## BEGIN Input data

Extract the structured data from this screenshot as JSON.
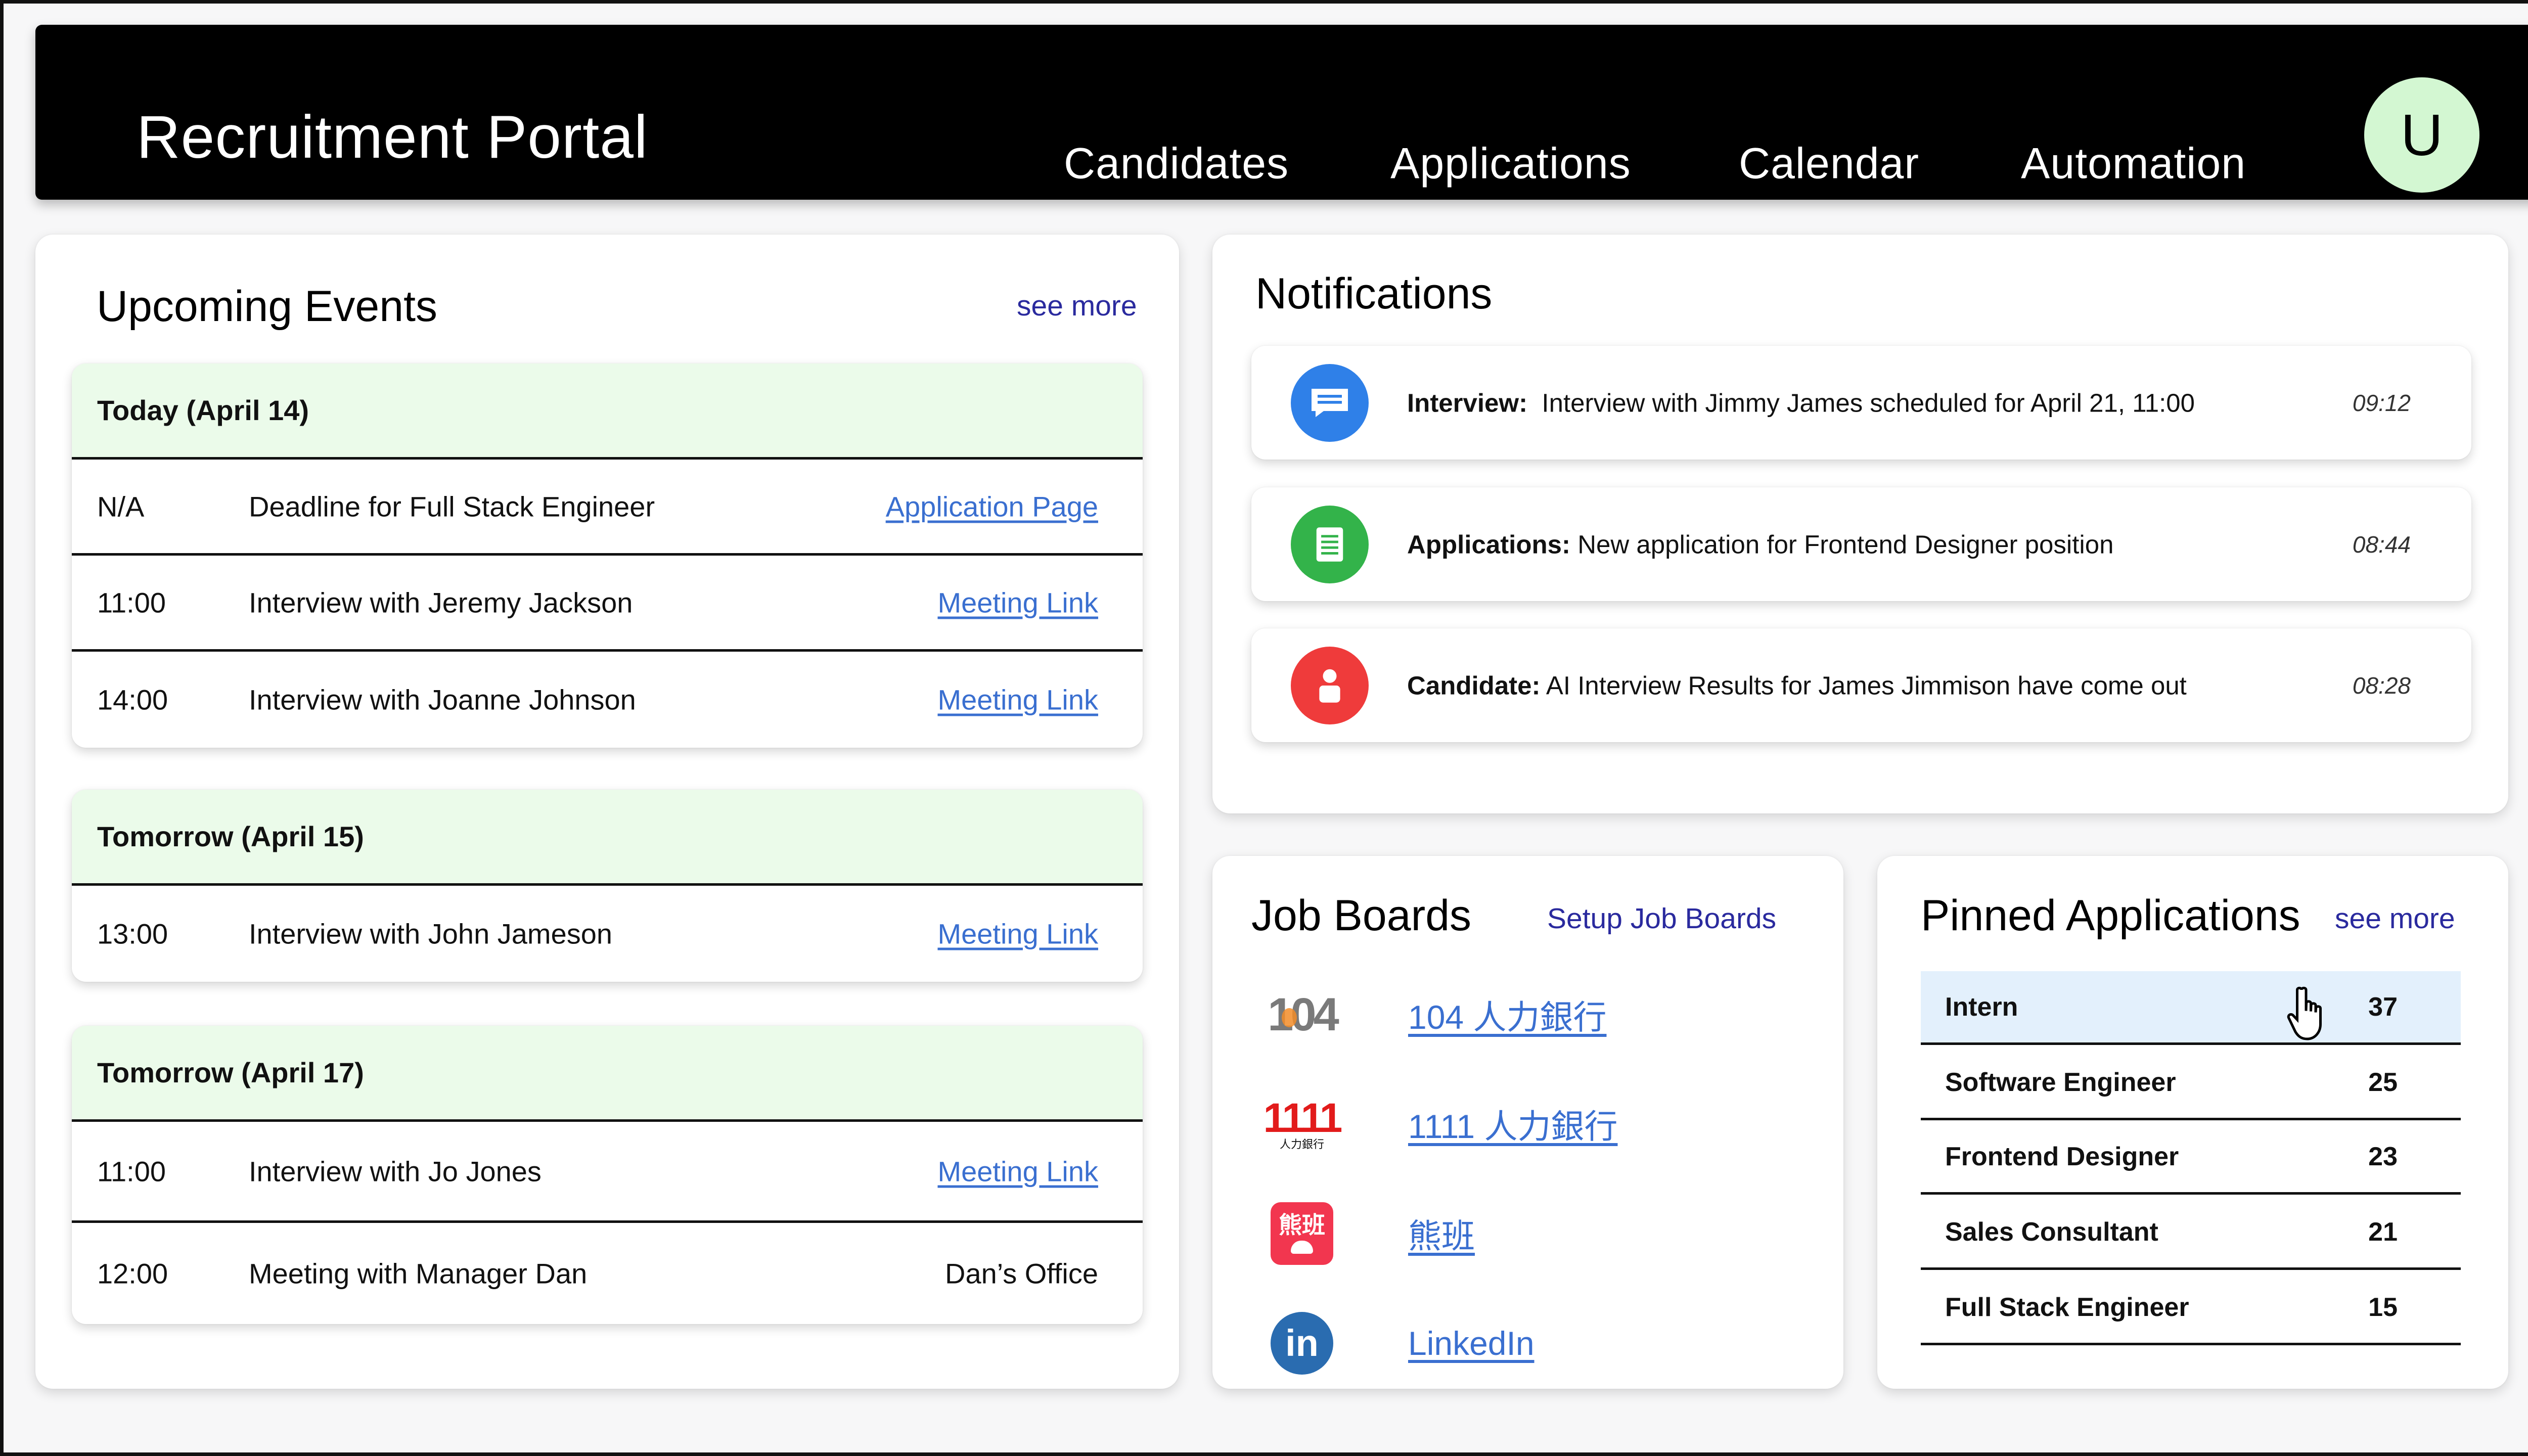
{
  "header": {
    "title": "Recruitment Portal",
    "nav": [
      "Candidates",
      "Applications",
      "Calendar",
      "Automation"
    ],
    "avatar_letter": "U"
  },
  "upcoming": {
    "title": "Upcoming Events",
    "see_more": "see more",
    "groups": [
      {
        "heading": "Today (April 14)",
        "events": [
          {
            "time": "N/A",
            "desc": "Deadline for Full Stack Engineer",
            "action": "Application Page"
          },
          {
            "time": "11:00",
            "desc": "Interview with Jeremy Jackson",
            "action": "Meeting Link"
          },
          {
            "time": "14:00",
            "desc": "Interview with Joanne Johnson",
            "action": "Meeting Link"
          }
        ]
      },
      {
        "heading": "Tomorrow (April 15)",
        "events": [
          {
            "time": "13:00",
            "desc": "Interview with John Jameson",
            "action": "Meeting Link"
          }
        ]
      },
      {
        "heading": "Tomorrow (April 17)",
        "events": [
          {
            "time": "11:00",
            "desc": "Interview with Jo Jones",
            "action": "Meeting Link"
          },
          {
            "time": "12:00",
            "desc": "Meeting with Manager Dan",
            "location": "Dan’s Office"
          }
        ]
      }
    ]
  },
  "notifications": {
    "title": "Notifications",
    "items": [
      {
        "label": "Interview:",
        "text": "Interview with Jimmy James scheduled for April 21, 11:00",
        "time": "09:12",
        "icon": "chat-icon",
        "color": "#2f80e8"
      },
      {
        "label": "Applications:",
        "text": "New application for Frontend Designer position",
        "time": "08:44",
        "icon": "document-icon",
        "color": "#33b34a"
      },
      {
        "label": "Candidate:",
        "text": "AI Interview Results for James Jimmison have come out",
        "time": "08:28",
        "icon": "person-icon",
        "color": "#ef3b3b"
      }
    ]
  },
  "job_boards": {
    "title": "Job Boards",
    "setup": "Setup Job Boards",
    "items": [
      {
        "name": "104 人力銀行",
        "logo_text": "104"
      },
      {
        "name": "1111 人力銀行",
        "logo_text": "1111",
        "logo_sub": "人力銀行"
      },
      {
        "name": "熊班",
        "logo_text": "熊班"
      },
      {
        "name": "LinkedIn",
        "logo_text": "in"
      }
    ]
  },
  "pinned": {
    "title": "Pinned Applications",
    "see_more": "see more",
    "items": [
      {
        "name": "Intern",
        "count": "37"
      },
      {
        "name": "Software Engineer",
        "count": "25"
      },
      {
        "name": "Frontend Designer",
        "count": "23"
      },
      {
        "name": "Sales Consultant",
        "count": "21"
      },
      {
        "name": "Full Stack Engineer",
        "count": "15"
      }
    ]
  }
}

## END Input data

• **Task description**
Gather and return every line that holds the string "April".

• **Complete response**
        "heading": "Today (April 14)",
        "heading": "Tomorrow (April 15)",
        "heading": "Tomorrow (April 17)",
        "text": "Interview with Jimmy James scheduled for April 21, 11:00",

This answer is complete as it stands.